* Supplied data:
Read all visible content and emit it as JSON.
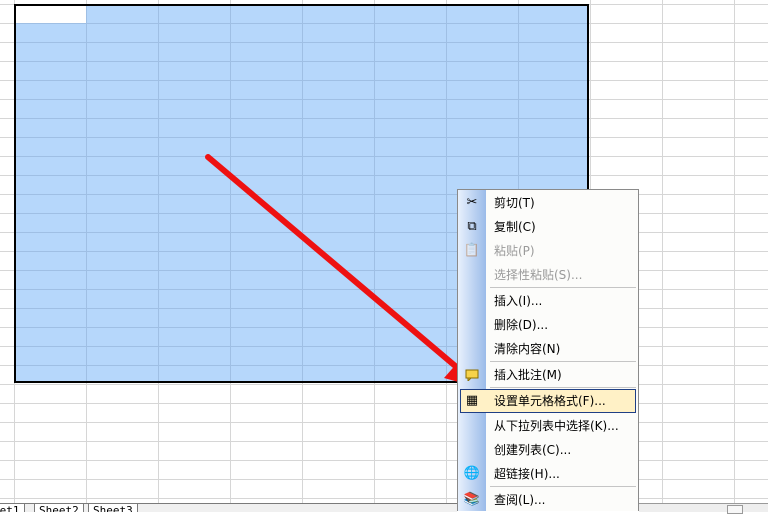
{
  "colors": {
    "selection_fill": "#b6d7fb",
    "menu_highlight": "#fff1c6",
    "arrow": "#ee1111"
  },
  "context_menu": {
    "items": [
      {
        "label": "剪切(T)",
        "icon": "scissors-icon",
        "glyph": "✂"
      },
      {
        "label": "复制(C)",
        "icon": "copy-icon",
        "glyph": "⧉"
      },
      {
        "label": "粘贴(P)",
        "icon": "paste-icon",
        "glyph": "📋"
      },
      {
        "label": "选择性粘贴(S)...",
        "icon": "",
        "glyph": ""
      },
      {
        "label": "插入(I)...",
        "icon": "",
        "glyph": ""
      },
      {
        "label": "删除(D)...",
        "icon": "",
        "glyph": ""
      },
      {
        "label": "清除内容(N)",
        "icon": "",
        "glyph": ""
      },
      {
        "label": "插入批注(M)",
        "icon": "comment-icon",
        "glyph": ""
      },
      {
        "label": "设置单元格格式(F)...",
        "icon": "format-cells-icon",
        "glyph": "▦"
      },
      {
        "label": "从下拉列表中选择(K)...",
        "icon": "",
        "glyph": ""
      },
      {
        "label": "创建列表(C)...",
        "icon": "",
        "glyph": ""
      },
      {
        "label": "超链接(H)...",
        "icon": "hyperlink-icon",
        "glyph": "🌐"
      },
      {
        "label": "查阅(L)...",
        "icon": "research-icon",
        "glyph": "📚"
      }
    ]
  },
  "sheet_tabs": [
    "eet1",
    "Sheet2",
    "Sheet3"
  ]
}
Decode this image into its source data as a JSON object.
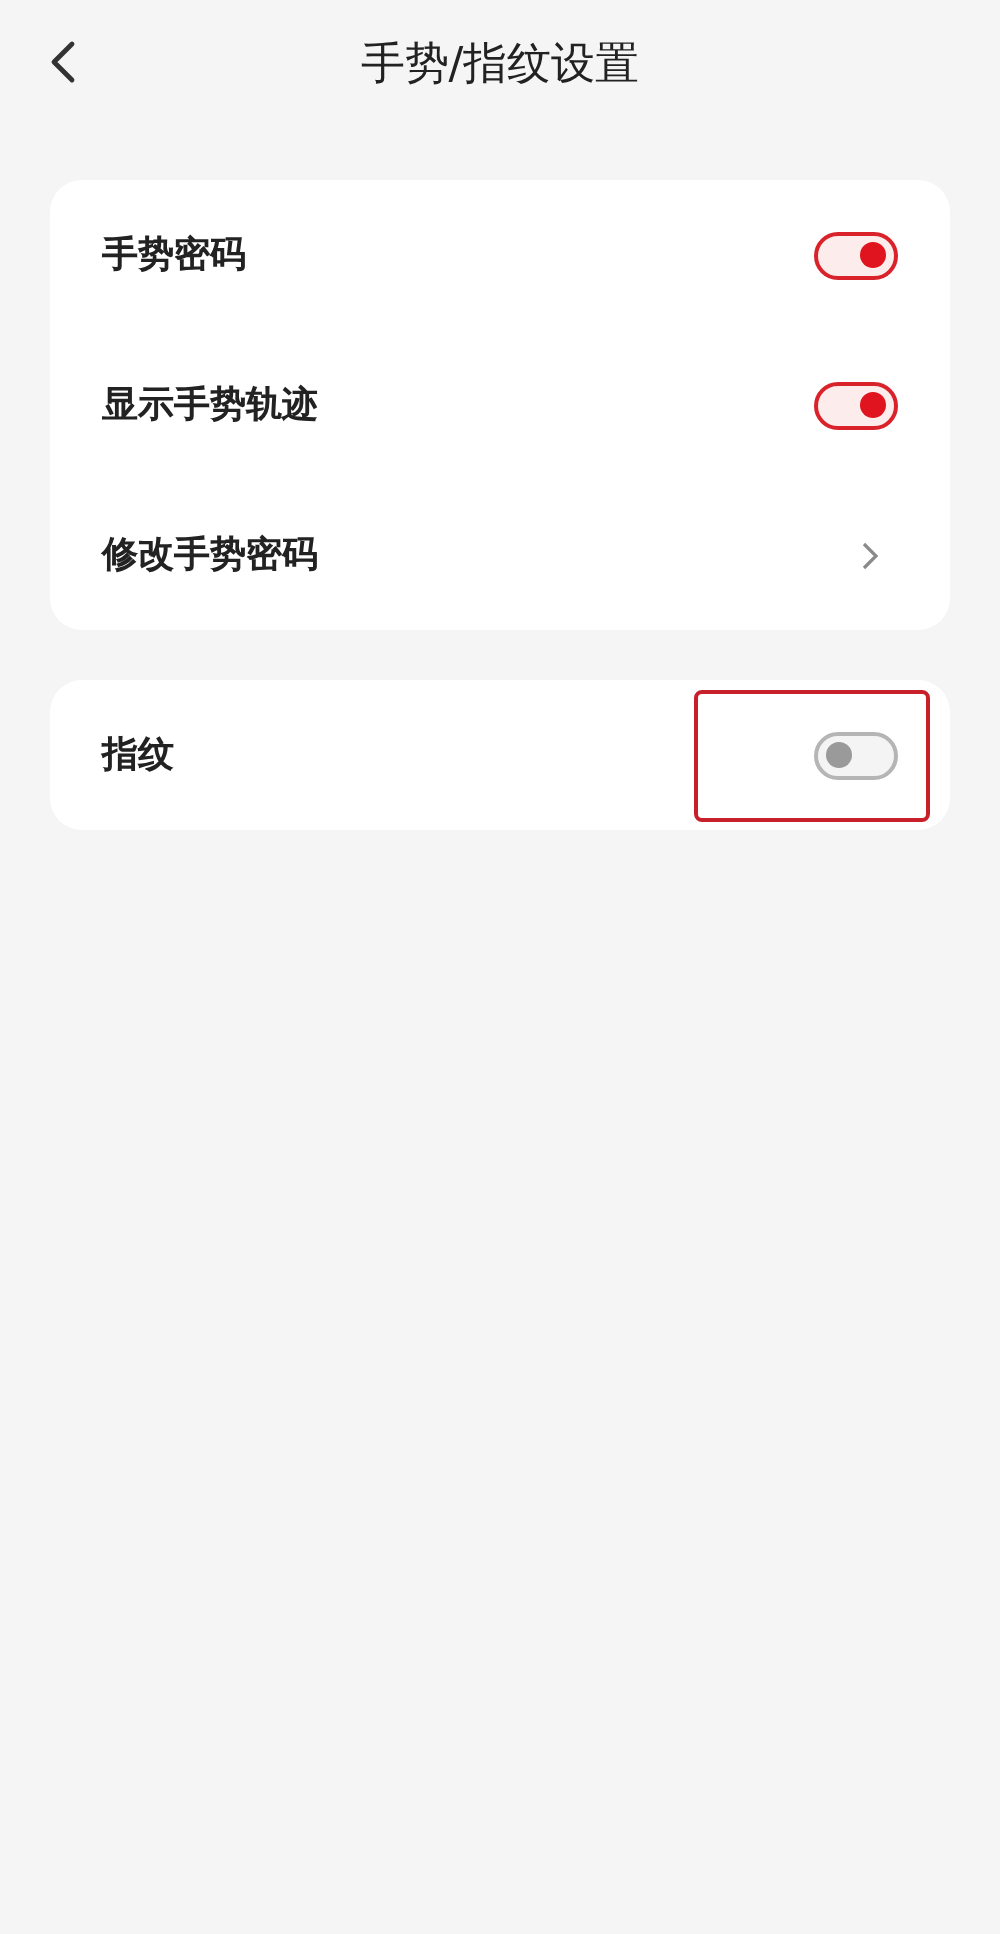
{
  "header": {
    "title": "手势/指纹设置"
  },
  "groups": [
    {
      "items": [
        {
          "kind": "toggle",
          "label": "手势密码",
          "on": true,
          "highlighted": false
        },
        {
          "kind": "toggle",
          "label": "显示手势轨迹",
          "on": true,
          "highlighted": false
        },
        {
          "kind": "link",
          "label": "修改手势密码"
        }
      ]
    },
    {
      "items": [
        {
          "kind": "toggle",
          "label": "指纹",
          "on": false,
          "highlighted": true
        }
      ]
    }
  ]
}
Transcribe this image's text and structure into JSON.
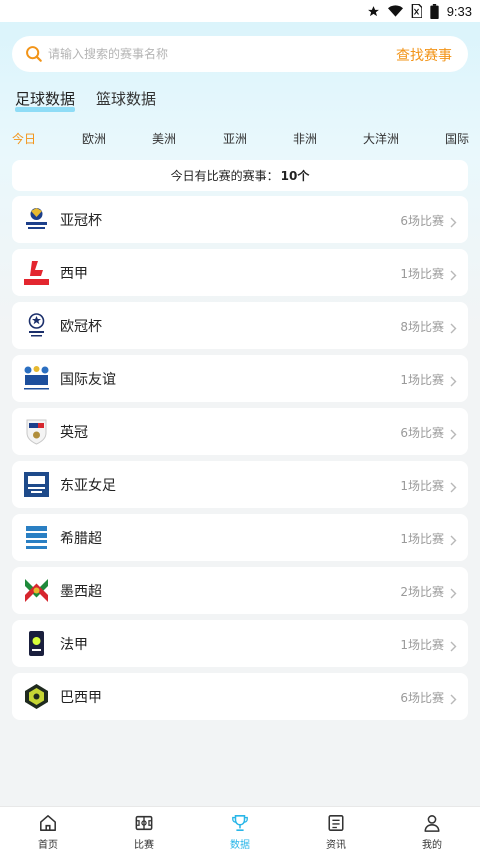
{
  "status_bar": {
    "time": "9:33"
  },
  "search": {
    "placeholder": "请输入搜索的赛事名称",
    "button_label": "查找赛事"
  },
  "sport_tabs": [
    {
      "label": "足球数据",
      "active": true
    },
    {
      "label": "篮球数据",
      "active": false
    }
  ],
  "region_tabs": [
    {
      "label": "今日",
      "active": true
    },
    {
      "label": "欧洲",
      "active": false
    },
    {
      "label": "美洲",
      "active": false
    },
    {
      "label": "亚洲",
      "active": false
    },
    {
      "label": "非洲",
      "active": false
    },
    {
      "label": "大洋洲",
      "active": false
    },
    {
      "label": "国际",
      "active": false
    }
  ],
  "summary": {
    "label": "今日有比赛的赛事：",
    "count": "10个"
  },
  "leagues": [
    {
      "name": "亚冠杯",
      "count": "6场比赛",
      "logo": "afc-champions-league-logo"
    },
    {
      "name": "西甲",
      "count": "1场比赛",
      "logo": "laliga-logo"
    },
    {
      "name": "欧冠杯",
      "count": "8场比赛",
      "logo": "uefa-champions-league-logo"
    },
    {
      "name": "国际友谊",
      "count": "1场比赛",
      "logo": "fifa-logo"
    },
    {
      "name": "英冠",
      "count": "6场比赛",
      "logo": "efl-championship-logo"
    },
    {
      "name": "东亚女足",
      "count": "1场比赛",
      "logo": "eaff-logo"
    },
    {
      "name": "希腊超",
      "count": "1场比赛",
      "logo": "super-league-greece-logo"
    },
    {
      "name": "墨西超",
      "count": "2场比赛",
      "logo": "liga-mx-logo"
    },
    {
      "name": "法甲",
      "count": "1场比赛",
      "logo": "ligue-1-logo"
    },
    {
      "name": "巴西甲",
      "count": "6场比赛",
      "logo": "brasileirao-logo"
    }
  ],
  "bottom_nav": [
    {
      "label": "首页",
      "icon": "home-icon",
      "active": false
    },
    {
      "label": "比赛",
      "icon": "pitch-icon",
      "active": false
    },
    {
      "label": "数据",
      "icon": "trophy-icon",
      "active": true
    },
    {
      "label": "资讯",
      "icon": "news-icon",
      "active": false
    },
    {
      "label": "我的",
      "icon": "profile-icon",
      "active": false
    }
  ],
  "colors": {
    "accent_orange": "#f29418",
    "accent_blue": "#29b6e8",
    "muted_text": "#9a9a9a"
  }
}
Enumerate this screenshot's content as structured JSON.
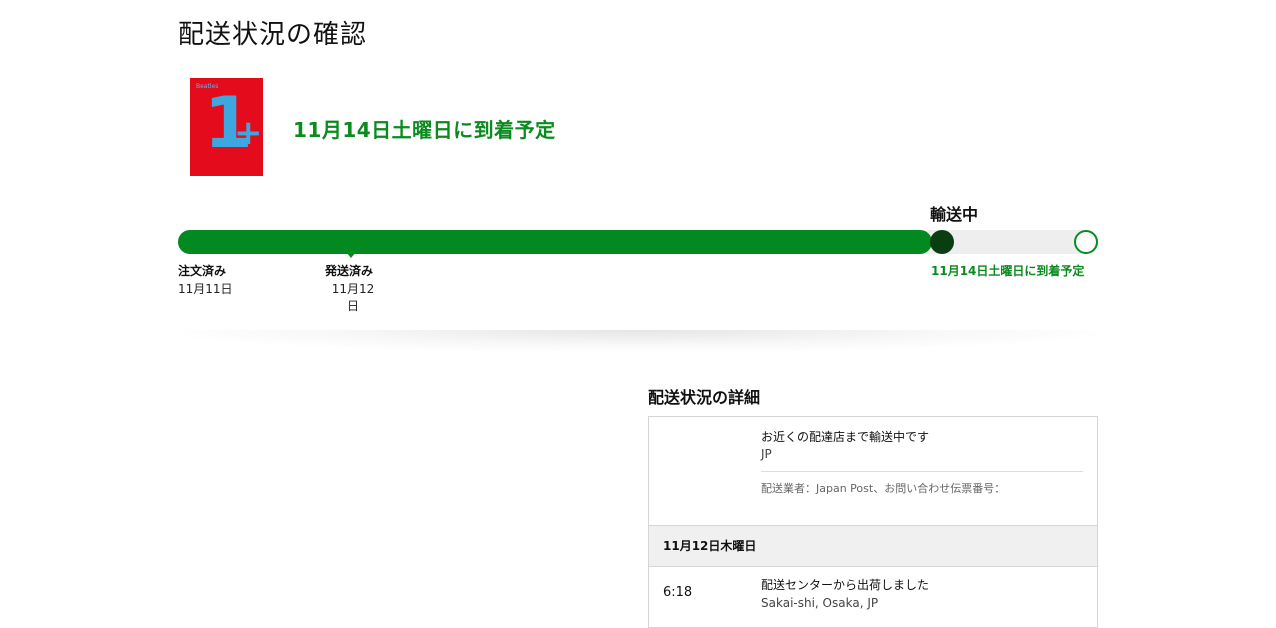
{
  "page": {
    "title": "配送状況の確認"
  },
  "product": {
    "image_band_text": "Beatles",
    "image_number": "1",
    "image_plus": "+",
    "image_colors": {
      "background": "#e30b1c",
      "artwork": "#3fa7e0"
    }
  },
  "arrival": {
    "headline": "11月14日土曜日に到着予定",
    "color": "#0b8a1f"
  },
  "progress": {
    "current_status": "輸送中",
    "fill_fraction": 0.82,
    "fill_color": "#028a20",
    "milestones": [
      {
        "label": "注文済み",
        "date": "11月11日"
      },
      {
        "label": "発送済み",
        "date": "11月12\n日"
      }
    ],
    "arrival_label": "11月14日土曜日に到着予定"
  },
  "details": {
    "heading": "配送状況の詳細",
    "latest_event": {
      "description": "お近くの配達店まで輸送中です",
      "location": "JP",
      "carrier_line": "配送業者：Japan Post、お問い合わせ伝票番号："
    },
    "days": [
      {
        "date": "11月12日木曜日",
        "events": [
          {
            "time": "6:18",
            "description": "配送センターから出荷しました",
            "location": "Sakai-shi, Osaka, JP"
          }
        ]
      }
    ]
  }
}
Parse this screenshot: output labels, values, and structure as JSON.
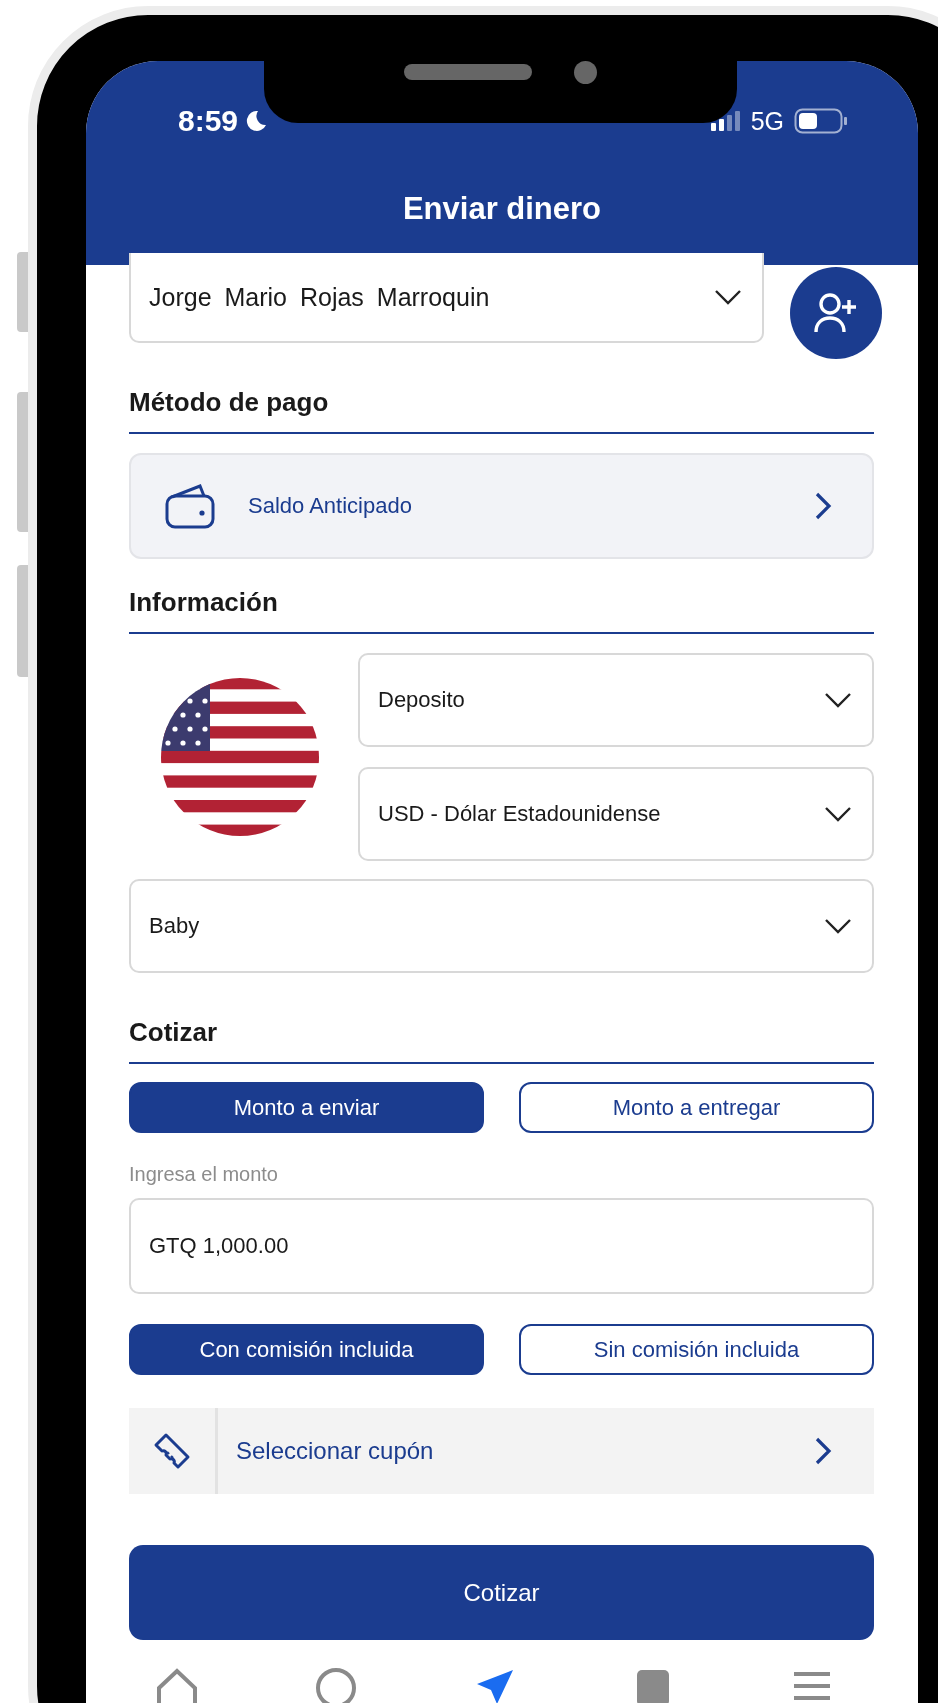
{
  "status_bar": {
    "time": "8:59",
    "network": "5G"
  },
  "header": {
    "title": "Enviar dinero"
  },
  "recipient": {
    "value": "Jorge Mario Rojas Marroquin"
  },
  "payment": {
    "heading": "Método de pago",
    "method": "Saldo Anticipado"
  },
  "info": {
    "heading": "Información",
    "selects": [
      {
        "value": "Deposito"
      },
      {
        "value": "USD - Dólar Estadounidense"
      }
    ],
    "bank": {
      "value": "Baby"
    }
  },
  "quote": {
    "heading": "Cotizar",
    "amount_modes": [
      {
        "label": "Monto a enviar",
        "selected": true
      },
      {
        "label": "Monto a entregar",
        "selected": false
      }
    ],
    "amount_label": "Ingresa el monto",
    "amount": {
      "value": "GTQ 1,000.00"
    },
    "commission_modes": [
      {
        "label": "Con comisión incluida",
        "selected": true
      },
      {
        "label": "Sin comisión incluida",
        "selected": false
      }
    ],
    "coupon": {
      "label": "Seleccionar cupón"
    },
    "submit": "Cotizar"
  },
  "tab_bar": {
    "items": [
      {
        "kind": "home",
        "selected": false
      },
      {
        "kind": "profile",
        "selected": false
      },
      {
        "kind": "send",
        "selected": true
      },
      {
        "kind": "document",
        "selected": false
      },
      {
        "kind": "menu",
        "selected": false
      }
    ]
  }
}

* What is needed: Without the pictures, restate each entry exactly.

* Response to this exercise:
Read all visible content and emit it as JSON.
{
  "colors": {
    "selection_fill": "#b6d7fb",
    "menu_highlight": "#fff1c6",
    "arrow": "#ee1111"
  },
  "context_menu": {
    "items": [
      {
        "label": "剪切(T)",
        "icon": "scissors-icon",
        "glyph": "✂"
      },
      {
        "label": "复制(C)",
        "icon": "copy-icon",
        "glyph": "⧉"
      },
      {
        "label": "粘贴(P)",
        "icon": "paste-icon",
        "glyph": "📋"
      },
      {
        "label": "选择性粘贴(S)...",
        "icon": "",
        "glyph": ""
      },
      {
        "label": "插入(I)...",
        "icon": "",
        "glyph": ""
      },
      {
        "label": "删除(D)...",
        "icon": "",
        "glyph": ""
      },
      {
        "label": "清除内容(N)",
        "icon": "",
        "glyph": ""
      },
      {
        "label": "插入批注(M)",
        "icon": "comment-icon",
        "glyph": ""
      },
      {
        "label": "设置单元格格式(F)...",
        "icon": "format-cells-icon",
        "glyph": "▦"
      },
      {
        "label": "从下拉列表中选择(K)...",
        "icon": "",
        "glyph": ""
      },
      {
        "label": "创建列表(C)...",
        "icon": "",
        "glyph": ""
      },
      {
        "label": "超链接(H)...",
        "icon": "hyperlink-icon",
        "glyph": "🌐"
      },
      {
        "label": "查阅(L)...",
        "icon": "research-icon",
        "glyph": "📚"
      }
    ]
  },
  "sheet_tabs": [
    "eet1",
    "Sheet2",
    "Sheet3"
  ]
}
Decode this image into its source data as a JSON object.
{
  "header": {
    "title": "手势/指纹设置"
  },
  "groups": [
    {
      "items": [
        {
          "kind": "toggle",
          "label": "手势密码",
          "on": true,
          "highlighted": false
        },
        {
          "kind": "toggle",
          "label": "显示手势轨迹",
          "on": true,
          "highlighted": false
        },
        {
          "kind": "link",
          "label": "修改手势密码"
        }
      ]
    },
    {
      "items": [
        {
          "kind": "toggle",
          "label": "指纹",
          "on": false,
          "highlighted": true
        }
      ]
    }
  ]
}
Transcribe this image's text and structure into JSON.
{
  "status_bar": {
    "time": "9:33"
  },
  "search": {
    "placeholder": "请输入搜索的赛事名称",
    "button_label": "查找赛事"
  },
  "sport_tabs": [
    {
      "label": "足球数据",
      "active": true
    },
    {
      "label": "篮球数据",
      "active": false
    }
  ],
  "region_tabs": [
    {
      "label": "今日",
      "active": true
    },
    {
      "label": "欧洲",
      "active": false
    },
    {
      "label": "美洲",
      "active": false
    },
    {
      "label": "亚洲",
      "active": false
    },
    {
      "label": "非洲",
      "active": false
    },
    {
      "label": "大洋洲",
      "active": false
    },
    {
      "label": "国际",
      "active": false
    }
  ],
  "summary": {
    "label": "今日有比赛的赛事：",
    "count": "10个"
  },
  "leagues": [
    {
      "name": "亚冠杯",
      "count": "6场比赛",
      "logo": "afc-champions-league-logo"
    },
    {
      "name": "西甲",
      "count": "1场比赛",
      "logo": "laliga-logo"
    },
    {
      "name": "欧冠杯",
      "count": "8场比赛",
      "logo": "uefa-champions-league-logo"
    },
    {
      "name": "国际友谊",
      "count": "1场比赛",
      "logo": "fifa-logo"
    },
    {
      "name": "英冠",
      "count": "6场比赛",
      "logo": "efl-championship-logo"
    },
    {
      "name": "东亚女足",
      "count": "1场比赛",
      "logo": "eaff-logo"
    },
    {
      "name": "希腊超",
      "count": "1场比赛",
      "logo": "super-league-greece-logo"
    },
    {
      "name": "墨西超",
      "count": "2场比赛",
      "logo": "liga-mx-logo"
    },
    {
      "name": "法甲",
      "count": "1场比赛",
      "logo": "ligue-1-logo"
    },
    {
      "name": "巴西甲",
      "count": "6场比赛",
      "logo": "brasileirao-logo"
    }
  ],
  "bottom_nav": [
    {
      "label": "首页",
      "icon": "home-icon",
      "active": false
    },
    {
      "label": "比赛",
      "icon": "pitch-icon",
      "active": false
    },
    {
      "label": "数据",
      "icon": "trophy-icon",
      "active": true
    },
    {
      "label": "资讯",
      "icon": "news-icon",
      "active": false
    },
    {
      "label": "我的",
      "icon": "profile-icon",
      "active": false
    }
  ],
  "colors": {
    "accent_orange": "#f29418",
    "accent_blue": "#29b6e8",
    "muted_text": "#9a9a9a"
  }
}
Enumerate this screenshot's content as structured JSON.
{
  "page": {
    "title": "配送状況の確認"
  },
  "product": {
    "image_band_text": "Beatles",
    "image_number": "1",
    "image_plus": "+",
    "image_colors": {
      "background": "#e30b1c",
      "artwork": "#3fa7e0"
    }
  },
  "arrival": {
    "headline": "11月14日土曜日に到着予定",
    "color": "#0b8a1f"
  },
  "progress": {
    "current_status": "輸送中",
    "fill_fraction": 0.82,
    "fill_color": "#028a20",
    "milestones": [
      {
        "label": "注文済み",
        "date": "11月11日"
      },
      {
        "label": "発送済み",
        "date": "11月12\n日"
      }
    ],
    "arrival_label": "11月14日土曜日に到着予定"
  },
  "details": {
    "heading": "配送状況の詳細",
    "latest_event": {
      "description": "お近くの配達店まで輸送中です",
      "location": "JP",
      "carrier_line": "配送業者：Japan Post、お問い合わせ伝票番号："
    },
    "days": [
      {
        "date": "11月12日木曜日",
        "events": [
          {
            "time": "6:18",
            "description": "配送センターから出荷しました",
            "location": "Sakai-shi, Osaka, JP"
          }
        ]
      }
    ]
  }
}
Parse this screenshot: output labels, values, and structure as JSON.
{
  "status_bar": {
    "time": "8:59",
    "network": "5G"
  },
  "header": {
    "title": "Enviar dinero"
  },
  "recipient": {
    "value": "Jorge Mario Rojas Marroquin"
  },
  "payment": {
    "heading": "Método de pago",
    "method": "Saldo Anticipado"
  },
  "info": {
    "heading": "Información",
    "selects": [
      {
        "value": "Deposito"
      },
      {
        "value": "USD - Dólar Estadounidense"
      }
    ],
    "bank": {
      "value": "Baby"
    }
  },
  "quote": {
    "heading": "Cotizar",
    "amount_modes": [
      {
        "label": "Monto a enviar",
        "selected": true
      },
      {
        "label": "Monto a entregar",
        "selected": false
      }
    ],
    "amount_label": "Ingresa el monto",
    "amount": {
      "value": "GTQ 1,000.00"
    },
    "commission_modes": [
      {
        "label": "Con comisión incluida",
        "selected": true
      },
      {
        "label": "Sin comisión incluida",
        "selected": false
      }
    ],
    "coupon": {
      "label": "Seleccionar cupón"
    },
    "submit": "Cotizar"
  },
  "tab_bar": {
    "items": [
      {
        "kind": "home",
        "selected": false
      },
      {
        "kind": "profile",
        "selected": false
      },
      {
        "kind": "send",
        "selected": true
      },
      {
        "kind": "document",
        "selected": false
      },
      {
        "kind": "menu",
        "selected": false
      }
    ]
  }
}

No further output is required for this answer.